• _WRITTEN REQUEST_
For the records that follow, return only the count of lines containing the string "Where".

[Dataset entries]
Begin

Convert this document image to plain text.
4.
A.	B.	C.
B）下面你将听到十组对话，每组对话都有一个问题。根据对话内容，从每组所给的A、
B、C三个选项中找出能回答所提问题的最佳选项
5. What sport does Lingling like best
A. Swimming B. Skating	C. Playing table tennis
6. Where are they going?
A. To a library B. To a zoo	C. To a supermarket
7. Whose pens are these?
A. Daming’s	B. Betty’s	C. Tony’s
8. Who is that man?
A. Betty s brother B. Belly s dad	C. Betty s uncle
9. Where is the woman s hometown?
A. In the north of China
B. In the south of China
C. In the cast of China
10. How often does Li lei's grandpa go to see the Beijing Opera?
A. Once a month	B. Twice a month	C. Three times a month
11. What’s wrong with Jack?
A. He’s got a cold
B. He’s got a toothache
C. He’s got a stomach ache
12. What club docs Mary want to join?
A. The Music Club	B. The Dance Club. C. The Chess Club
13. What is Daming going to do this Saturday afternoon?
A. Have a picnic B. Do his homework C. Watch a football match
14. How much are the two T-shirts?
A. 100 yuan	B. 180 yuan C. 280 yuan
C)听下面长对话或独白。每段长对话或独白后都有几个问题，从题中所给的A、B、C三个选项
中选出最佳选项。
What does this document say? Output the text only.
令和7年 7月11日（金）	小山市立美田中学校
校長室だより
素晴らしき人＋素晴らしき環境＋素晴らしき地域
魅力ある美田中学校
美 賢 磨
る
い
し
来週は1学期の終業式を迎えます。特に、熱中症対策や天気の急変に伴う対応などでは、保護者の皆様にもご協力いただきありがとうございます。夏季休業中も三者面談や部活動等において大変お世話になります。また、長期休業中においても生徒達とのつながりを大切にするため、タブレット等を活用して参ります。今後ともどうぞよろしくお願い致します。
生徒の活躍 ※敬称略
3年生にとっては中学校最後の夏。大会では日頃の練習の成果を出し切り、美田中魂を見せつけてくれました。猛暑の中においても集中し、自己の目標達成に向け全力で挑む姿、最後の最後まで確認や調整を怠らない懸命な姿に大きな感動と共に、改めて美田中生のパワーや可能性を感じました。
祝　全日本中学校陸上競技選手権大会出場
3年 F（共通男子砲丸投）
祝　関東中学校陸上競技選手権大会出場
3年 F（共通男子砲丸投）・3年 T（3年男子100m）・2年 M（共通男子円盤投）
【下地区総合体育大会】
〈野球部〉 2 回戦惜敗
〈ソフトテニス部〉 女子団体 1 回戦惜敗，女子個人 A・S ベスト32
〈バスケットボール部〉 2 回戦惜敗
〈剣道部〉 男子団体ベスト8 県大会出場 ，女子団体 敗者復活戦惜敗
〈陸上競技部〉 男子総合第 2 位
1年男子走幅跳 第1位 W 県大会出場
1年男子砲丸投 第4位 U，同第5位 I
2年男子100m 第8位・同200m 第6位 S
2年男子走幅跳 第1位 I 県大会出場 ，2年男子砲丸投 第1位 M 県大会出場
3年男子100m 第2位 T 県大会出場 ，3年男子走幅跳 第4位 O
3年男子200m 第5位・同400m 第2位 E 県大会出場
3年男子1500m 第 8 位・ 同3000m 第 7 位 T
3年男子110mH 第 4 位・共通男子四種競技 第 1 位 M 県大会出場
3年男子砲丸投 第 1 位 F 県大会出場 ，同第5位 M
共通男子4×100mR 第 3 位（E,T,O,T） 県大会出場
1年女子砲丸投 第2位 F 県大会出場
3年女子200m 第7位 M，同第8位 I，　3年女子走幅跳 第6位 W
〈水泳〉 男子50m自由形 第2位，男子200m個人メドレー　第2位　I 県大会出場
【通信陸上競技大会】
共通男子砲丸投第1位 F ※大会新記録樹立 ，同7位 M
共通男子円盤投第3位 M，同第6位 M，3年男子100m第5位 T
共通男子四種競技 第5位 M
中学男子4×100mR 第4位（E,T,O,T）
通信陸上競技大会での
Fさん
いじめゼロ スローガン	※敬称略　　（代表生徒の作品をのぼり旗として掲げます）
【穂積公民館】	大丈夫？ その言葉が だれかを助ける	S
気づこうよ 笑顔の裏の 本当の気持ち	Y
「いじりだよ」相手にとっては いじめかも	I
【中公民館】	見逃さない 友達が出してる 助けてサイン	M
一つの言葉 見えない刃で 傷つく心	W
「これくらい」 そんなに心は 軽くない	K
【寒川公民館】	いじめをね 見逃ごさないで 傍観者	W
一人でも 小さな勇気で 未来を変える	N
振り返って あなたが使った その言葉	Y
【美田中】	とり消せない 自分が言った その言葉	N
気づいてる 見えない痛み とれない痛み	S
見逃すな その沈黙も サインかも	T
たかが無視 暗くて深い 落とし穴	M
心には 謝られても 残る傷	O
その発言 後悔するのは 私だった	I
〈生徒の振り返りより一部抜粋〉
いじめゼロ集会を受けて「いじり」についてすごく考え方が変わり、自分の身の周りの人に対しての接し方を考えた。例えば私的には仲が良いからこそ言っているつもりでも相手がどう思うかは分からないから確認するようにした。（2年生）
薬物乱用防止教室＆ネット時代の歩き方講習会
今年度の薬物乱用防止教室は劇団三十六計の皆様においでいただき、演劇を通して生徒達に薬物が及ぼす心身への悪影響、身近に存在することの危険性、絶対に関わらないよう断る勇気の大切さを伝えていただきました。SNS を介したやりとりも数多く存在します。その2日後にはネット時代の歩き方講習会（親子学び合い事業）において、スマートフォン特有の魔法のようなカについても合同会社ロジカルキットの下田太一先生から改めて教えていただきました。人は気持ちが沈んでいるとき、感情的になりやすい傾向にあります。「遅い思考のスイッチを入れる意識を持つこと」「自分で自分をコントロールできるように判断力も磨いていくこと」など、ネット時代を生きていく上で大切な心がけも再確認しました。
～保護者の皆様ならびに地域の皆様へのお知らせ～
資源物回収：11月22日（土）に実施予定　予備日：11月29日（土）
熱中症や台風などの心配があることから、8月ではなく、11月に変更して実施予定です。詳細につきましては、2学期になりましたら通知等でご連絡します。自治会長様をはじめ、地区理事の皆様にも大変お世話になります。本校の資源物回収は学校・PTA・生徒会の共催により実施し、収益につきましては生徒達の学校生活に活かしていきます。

End

• _EXERCISE SOLUTION_
2